━━━━━ TEXT SEGMENT ━━━━━

COLUMBIA, S.C. — No lead is safe in college basketball, and that was almost proven in the final seconds of the South Carolina Gamecocks’ upset over the No. 17 Kentucky Wildcats on Saturday.
Instead, South Carolina coach Frank Martin snared the best win of his two-year tenure with the Gamecocks, holding off Kentucky in the final seconds for a 72-67 home win.
The Wildcats stumbled to their second loss in a row for the first time this season, but nearly salvaged the win. South Carolina held what seemed like an insurmountable lead — 68-61 with less than 30 seconds to go.
But shooting guard Aaron Harrison hit a 25-footer with about 27 seconds to go, and the Wildcats stole the inbounds pass. Power forward Julius Randle drove to the basket and made a lay-up through a foul, then sank the free throw to bring the score to 68-67 with 21 seconds left.
But the Gamecocks hit all four of their free-throw attempts in the final 21 seconds to seal the win.
“We did everything we could to screw it up, I promise you,” Martin said. “We made a lot of mistakes in those last 30 seconds of the game. But that’s OK.”
Kentucky coach John Calipari, who was ejected with just over 10 minutes to play after getting his second technical foul, wasn’t courtside for the final quarter of perhaps his worst loss in five years as the Wildcats’ coach.
Calipari did not go to his post-game news conference, instead dispatching assistant coach John Robic (who served as de facto head coach after Calipari’s ejection) to talk to media. But on his post-game radio show with Kentucky’s play-by-play radio announcer, Calipari said his team wasn’t ready to overcome its flaws.

━━━━━

#### SHORT TASK 1
Duplicate the stretch of the basketball article from "But shooting guard" through "the Wildcats’ coach.".

━━━━━ ENTRIES PROVIDED ━━━━━

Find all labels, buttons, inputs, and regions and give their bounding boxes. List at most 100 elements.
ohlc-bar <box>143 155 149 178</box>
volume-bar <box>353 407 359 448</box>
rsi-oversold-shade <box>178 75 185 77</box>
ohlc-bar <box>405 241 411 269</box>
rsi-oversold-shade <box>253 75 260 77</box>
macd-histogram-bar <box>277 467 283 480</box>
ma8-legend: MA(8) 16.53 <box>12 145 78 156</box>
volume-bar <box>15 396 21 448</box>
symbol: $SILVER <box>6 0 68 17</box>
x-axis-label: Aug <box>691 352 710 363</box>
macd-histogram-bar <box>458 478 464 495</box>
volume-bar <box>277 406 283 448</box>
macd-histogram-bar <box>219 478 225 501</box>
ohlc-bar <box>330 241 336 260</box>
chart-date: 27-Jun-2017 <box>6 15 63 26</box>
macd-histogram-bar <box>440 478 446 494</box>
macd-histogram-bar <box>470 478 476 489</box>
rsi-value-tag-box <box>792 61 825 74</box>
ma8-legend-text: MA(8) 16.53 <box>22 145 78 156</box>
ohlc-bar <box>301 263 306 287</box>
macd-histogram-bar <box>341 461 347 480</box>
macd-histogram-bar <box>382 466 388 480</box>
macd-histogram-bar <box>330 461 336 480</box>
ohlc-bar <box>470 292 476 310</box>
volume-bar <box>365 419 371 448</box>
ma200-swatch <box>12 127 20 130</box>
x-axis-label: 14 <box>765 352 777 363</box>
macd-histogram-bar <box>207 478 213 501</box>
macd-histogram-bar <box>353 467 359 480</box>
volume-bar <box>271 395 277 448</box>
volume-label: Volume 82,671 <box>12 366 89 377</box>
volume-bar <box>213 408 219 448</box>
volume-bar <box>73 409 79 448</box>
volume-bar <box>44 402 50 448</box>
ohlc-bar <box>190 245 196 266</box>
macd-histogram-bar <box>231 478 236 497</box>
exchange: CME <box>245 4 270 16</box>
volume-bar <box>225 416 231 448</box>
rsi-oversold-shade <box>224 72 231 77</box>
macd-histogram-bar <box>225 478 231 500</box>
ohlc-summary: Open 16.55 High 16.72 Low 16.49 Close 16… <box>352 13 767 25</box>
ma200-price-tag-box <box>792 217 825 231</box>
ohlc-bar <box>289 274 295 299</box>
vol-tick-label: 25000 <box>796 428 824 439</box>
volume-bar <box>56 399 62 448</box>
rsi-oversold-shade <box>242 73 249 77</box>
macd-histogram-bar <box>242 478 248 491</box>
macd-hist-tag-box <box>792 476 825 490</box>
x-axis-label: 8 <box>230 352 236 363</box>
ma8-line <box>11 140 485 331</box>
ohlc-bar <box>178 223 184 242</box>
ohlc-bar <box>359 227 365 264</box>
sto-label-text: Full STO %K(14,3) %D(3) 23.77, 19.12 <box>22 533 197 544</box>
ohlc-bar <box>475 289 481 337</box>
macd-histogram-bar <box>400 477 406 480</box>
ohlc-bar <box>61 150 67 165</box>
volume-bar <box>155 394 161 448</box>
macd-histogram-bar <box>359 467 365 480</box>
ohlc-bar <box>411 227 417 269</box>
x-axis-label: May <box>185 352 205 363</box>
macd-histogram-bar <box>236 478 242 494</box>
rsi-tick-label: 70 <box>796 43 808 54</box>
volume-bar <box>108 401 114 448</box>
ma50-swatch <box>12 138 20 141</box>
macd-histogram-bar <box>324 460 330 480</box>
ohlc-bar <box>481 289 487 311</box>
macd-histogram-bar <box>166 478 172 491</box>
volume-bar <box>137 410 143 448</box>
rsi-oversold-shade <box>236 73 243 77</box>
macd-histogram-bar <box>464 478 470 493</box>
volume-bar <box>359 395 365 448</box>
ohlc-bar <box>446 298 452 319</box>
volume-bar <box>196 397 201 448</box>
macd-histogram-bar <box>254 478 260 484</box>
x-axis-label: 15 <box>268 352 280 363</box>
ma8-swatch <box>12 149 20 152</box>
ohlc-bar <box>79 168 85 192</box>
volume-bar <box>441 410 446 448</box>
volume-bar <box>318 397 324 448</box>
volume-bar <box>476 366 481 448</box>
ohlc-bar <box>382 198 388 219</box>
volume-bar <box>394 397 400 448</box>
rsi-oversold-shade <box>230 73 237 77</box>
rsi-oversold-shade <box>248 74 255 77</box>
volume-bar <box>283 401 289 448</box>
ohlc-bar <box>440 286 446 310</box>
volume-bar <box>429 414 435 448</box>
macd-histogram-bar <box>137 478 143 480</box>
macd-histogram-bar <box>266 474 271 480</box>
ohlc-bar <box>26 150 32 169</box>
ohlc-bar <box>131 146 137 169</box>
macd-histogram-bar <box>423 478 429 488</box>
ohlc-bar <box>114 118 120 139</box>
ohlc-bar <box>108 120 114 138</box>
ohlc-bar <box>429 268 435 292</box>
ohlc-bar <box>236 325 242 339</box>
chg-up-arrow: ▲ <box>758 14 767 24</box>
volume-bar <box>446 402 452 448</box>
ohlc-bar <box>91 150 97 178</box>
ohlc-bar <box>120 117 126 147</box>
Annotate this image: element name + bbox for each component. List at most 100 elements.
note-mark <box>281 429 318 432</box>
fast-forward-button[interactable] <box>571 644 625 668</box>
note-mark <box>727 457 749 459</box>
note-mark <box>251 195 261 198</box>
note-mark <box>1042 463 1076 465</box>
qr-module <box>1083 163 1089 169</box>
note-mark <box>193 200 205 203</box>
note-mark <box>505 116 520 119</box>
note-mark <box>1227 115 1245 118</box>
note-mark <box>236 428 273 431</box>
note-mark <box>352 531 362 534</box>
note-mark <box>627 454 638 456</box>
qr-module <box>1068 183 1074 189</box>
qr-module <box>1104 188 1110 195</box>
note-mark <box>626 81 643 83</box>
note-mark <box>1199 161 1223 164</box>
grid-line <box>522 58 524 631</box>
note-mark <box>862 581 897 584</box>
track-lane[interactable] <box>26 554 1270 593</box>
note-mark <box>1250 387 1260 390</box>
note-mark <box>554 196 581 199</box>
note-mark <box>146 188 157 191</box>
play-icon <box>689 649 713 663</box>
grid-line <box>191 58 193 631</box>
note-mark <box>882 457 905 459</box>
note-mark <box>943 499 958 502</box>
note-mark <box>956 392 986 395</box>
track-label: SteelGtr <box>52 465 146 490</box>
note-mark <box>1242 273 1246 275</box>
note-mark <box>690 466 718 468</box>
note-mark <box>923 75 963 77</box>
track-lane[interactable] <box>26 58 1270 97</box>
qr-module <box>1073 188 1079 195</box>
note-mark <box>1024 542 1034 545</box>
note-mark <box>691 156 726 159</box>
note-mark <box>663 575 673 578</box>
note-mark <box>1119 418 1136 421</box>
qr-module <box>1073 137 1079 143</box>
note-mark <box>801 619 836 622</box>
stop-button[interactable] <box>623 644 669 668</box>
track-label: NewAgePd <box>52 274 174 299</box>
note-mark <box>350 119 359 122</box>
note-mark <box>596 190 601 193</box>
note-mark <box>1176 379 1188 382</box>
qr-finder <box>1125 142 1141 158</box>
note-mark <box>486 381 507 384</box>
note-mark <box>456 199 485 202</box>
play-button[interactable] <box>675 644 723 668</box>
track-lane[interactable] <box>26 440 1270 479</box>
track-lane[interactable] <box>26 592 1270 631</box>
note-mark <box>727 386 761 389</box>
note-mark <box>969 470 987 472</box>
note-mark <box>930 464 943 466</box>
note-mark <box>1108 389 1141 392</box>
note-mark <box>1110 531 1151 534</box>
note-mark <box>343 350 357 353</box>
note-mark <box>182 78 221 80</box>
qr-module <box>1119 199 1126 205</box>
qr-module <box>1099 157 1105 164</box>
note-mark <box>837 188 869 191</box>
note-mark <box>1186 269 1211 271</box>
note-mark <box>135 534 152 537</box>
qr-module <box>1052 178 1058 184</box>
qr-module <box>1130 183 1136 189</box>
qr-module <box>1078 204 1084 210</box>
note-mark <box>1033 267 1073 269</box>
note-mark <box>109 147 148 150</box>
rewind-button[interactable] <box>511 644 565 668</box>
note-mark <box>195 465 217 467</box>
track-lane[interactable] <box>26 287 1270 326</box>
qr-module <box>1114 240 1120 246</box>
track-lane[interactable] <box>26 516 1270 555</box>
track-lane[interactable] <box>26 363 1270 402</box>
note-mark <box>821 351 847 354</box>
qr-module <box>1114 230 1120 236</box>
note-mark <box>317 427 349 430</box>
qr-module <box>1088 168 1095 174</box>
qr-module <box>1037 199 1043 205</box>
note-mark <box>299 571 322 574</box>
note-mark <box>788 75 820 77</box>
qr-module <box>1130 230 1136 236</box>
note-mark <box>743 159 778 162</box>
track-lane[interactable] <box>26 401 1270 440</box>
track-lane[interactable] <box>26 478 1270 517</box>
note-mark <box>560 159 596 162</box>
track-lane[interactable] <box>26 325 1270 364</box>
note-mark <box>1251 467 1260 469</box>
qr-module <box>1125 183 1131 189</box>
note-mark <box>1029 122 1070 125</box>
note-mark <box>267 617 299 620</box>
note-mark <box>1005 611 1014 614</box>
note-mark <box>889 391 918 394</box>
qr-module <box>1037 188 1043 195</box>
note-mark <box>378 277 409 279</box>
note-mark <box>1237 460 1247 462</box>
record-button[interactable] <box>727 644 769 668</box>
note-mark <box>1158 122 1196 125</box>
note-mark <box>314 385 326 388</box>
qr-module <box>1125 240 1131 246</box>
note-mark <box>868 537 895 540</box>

━━━━━

#### SHORT TASK 2
Give the stretch of the rows from their first line through the line containing "ma8-legend-text: MA(8) 16.53", both included, as a JSON list of strings with one string per line. Leave out blank lines and include nothing beyond that line.

#### RESULT 1
But shooting guard Aaron Harrison hit a 25-footer with about 27 seconds to go, and the Wildcats stole the inbounds pass. Power forward Julius Randle drove to the basket and made a lay-up through a foul, then sank the free throw to bring the score to 68-67 with 21 seconds left.
But the Gamecocks hit all four of their free-throw attempts in the final 21 seconds to seal the win.
“We did everything we could to screw it up, I promise you,” Martin said. “We made a lot of mistakes in those last 30 seconds of the game. But that’s OK.”
Kentucky coach John Calipari, who was ejected with just over 10 minutes to play after getting his second technical foul, wasn’t courtside for the final quarter of perhaps his worst loss in five years as the Wildcats’ coach.

#### RESULT 2
[
  "Find all labels, buttons, inputs, and regions and give their bounding boxes. List at most 100 elements.",
  "ohlc-bar <box>143 155 149 178</box>",
  "volume-bar <box>353 407 359 448</box>",
  "rsi-oversold-shade <box>178 75 185 77</box>",
  "ohlc-bar <box>405 241 411 269</box>",
  "rsi-oversold-shade <box>253 75 260 77</box>",
  "macd-histogram-bar <box>277 467 283 480</box>",
  "ma8-legend: MA(8) 16.53 <box>12 145 78 156</box>",
  "volume-bar <box>15 396 21 448</box>",
  "symbol: $SILVER <box>6 0 68 17</box>",
  "x-axis-label: Aug <box>691 352 710 363</box>",
  "macd-histogram-bar <box>458 478 464 495</box>",
  "volume-bar <box>277 406 283 448</box>",
  "macd-histogram-bar <box>219 478 225 501</box>",
  "ohlc-bar <box>330 241 336 260</box>",
  "chart-date: 27-Jun-2017 <box>6 15 63 26</box>",
  "macd-histogram-bar <box>440 478 446 494</box>",
  "macd-histogram-bar <box>470 478 476 489</box>",
  "rsi-value-tag-box <box>792 61 825 74</box>",
  "ma8-legend-text: MA(8) 16.53 <box>22 145 78 156</box>"
]